_What the exercise asks_: Look over the lines below. Report each one that includes the string "page".

Collection entries
--*--

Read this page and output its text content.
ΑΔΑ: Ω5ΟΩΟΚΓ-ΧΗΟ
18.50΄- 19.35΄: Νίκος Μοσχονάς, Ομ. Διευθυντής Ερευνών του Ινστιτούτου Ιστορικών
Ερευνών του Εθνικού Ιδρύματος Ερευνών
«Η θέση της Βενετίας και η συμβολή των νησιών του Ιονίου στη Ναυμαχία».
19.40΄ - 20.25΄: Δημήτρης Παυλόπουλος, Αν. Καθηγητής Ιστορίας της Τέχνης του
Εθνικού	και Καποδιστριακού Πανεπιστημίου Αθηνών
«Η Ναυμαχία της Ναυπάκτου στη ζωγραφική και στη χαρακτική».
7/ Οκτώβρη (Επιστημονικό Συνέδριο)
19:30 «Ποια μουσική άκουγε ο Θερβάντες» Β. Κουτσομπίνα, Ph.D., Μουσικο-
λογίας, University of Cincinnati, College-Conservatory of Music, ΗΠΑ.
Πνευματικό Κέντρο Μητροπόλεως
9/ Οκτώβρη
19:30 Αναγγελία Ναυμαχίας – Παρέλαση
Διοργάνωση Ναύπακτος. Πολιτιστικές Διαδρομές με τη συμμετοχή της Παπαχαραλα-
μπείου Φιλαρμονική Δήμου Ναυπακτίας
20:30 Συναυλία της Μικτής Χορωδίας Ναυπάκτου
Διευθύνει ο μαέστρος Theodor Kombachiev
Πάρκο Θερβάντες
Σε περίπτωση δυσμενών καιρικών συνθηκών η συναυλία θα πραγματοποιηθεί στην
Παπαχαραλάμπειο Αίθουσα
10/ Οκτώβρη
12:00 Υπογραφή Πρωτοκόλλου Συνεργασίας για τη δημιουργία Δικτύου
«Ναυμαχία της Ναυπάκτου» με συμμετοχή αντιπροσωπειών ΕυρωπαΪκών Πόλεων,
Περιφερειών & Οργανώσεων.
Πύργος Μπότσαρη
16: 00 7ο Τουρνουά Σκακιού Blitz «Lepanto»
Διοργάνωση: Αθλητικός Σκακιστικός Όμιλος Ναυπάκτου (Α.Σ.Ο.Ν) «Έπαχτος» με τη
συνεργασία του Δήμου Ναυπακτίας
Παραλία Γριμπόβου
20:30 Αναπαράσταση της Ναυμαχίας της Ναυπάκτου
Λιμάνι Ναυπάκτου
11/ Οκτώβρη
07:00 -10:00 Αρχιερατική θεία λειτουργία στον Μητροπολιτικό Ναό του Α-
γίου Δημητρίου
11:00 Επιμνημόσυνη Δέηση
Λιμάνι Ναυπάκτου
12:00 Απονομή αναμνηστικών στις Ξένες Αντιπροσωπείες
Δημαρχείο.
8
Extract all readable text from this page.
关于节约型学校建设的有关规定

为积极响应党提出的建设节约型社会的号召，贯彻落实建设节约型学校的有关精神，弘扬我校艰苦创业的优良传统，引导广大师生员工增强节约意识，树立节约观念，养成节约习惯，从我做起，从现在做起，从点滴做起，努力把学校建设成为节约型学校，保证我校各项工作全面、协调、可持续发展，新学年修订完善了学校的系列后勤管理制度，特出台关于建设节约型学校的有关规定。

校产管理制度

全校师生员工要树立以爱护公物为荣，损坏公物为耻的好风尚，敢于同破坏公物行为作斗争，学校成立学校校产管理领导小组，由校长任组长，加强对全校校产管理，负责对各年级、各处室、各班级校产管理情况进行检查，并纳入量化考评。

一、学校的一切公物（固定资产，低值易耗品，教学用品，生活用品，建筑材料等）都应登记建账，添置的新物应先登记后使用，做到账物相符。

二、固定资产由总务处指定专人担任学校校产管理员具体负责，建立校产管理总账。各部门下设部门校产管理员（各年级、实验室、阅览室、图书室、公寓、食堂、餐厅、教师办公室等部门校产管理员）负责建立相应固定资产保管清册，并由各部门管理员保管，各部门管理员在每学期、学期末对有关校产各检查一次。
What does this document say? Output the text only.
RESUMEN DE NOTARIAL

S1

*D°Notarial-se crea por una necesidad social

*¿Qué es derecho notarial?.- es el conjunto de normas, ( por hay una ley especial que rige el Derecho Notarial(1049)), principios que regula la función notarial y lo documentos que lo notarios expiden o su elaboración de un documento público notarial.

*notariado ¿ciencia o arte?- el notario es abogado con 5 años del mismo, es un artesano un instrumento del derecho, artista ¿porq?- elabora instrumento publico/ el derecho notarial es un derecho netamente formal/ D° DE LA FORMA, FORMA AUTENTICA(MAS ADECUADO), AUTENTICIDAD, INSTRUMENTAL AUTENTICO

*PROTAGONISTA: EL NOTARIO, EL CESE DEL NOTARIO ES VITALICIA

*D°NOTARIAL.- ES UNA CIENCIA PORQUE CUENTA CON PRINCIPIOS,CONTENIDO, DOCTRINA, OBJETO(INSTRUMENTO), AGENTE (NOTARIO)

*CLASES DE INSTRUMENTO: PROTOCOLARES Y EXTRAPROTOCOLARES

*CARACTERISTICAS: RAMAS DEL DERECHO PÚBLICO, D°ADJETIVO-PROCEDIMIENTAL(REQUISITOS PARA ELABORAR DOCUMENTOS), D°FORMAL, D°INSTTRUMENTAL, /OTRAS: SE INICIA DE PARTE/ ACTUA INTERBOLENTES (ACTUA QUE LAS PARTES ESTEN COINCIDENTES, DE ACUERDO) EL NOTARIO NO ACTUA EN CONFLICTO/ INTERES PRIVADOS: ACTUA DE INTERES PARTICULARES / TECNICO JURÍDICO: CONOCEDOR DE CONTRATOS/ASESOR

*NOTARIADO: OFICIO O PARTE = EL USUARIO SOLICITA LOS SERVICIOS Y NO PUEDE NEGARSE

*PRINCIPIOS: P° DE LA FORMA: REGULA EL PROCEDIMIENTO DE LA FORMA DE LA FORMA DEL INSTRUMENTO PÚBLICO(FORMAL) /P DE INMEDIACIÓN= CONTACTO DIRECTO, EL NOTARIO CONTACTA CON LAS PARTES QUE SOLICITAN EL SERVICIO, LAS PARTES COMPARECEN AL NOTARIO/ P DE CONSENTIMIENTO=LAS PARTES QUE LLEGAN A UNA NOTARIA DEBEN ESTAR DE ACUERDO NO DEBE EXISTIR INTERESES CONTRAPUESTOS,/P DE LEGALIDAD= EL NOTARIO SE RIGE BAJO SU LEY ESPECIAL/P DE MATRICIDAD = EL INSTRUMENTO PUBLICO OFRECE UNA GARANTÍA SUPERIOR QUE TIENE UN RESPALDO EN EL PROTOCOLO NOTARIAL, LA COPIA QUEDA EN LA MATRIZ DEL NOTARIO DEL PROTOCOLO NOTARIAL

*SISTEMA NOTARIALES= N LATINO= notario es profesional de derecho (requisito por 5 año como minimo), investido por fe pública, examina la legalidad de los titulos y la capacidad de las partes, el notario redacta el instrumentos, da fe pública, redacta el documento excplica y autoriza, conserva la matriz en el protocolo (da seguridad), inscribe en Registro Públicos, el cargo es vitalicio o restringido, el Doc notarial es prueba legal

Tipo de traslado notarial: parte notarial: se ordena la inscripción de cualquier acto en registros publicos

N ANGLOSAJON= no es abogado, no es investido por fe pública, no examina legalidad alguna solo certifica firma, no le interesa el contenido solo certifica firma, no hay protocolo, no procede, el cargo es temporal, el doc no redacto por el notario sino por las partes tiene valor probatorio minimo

--*--

_Solution_:
Read this page and output its text content.
Extract all readable text from this page.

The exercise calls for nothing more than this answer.